Prompt: Identify each line in the records below that contains the word "described", and copy it.

===== Supplied data =====

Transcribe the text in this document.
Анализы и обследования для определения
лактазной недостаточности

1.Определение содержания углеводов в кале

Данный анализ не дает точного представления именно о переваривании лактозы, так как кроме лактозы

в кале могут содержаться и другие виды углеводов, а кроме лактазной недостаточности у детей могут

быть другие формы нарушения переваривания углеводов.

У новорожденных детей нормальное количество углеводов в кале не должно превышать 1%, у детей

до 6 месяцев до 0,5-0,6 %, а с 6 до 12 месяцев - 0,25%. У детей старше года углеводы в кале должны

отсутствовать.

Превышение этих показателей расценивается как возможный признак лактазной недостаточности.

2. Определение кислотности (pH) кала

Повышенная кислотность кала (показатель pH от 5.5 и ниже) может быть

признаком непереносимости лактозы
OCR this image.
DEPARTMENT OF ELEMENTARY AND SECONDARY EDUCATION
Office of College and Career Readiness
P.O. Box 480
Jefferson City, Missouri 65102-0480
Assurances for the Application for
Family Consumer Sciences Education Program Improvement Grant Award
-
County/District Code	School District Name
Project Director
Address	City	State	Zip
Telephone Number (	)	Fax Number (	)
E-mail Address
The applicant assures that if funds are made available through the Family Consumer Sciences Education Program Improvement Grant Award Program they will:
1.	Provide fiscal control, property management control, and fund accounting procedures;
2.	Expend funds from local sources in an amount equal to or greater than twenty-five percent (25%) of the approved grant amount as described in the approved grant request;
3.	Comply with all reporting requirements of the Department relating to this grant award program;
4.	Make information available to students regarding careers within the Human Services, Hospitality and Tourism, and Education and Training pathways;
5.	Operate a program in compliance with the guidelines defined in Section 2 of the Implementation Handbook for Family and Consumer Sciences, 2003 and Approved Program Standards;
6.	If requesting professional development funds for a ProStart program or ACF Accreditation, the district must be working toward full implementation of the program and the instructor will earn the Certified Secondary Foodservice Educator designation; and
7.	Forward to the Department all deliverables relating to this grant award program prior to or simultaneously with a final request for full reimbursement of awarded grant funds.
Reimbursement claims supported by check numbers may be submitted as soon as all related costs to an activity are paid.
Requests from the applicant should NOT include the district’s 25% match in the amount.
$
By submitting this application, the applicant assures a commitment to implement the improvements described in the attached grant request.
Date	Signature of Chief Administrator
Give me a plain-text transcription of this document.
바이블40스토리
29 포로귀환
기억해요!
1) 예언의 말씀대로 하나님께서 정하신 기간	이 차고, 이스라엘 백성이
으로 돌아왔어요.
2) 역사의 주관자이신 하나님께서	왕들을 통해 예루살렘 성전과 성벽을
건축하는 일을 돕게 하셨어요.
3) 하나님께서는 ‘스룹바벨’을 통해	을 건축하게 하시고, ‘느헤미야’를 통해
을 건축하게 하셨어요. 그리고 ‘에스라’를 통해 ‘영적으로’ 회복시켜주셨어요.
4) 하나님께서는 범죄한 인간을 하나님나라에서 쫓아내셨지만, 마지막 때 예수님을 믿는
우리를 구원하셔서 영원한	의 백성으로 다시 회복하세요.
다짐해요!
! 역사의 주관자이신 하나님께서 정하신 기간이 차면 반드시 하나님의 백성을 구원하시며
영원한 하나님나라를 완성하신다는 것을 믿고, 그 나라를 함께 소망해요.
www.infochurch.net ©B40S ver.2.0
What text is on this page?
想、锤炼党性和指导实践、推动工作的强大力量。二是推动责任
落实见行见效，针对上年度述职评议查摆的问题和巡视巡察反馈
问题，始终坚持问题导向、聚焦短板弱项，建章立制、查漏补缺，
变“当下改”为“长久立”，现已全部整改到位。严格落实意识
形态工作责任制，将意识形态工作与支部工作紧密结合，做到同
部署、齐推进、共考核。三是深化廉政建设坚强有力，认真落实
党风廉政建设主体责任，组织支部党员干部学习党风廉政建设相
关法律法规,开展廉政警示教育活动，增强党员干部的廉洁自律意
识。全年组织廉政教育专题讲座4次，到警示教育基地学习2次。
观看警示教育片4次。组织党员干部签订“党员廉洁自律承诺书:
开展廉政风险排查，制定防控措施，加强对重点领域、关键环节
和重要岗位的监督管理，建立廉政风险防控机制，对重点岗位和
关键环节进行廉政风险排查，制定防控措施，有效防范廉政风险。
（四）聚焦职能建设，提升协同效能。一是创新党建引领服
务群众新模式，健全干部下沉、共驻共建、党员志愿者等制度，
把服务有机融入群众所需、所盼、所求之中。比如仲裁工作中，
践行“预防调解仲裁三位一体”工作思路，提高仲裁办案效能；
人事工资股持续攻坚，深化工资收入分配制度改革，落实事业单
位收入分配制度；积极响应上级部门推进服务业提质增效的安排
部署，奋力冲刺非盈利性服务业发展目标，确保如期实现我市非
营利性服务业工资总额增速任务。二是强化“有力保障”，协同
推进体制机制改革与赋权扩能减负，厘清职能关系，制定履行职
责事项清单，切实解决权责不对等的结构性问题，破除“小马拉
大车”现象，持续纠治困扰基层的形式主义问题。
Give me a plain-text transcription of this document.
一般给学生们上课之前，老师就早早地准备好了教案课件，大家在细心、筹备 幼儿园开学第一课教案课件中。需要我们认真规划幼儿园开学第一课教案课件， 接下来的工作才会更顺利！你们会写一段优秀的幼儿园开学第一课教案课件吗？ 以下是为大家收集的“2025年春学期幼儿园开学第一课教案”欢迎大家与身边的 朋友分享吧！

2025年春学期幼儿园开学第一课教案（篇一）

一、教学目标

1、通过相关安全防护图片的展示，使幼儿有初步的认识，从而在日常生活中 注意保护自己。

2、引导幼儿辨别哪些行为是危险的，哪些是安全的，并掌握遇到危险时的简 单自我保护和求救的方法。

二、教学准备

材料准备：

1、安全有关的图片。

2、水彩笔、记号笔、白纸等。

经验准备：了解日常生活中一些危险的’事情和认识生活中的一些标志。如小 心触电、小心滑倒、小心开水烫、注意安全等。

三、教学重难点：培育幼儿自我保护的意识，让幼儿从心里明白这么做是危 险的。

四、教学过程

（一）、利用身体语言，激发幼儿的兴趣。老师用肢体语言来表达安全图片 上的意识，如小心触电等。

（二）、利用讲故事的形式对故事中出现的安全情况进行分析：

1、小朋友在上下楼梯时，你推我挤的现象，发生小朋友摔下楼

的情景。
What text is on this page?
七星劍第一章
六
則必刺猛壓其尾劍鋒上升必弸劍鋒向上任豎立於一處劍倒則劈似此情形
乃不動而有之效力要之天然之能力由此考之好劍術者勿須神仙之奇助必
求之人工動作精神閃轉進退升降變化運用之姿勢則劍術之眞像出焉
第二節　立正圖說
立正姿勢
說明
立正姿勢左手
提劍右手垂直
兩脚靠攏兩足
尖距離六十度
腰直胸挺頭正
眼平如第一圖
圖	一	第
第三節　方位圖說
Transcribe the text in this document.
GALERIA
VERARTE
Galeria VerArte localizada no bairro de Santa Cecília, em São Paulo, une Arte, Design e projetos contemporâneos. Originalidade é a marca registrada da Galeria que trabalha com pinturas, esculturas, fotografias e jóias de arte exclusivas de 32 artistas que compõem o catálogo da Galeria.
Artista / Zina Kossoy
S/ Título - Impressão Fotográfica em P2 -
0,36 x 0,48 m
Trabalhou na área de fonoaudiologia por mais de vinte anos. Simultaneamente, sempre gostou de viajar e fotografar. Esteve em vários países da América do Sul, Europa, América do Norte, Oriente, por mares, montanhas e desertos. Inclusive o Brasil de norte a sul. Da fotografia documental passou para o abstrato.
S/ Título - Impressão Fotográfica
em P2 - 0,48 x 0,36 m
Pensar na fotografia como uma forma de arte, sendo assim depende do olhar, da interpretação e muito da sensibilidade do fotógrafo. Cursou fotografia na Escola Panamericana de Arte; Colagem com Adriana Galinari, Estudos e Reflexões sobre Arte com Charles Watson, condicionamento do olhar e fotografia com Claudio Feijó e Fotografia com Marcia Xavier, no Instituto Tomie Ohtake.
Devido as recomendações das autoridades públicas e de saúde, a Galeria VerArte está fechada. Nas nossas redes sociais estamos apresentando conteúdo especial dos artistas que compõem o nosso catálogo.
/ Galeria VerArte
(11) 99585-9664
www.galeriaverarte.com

=====

Task solution:
2.	Expend funds from local sources in an amount equal to or greater than twenty-five percent (25%) of the approved grant amount as described in the approved grant request;
By submitting this application, the applicant assures a commitment to implement the improvements described in the attached grant request.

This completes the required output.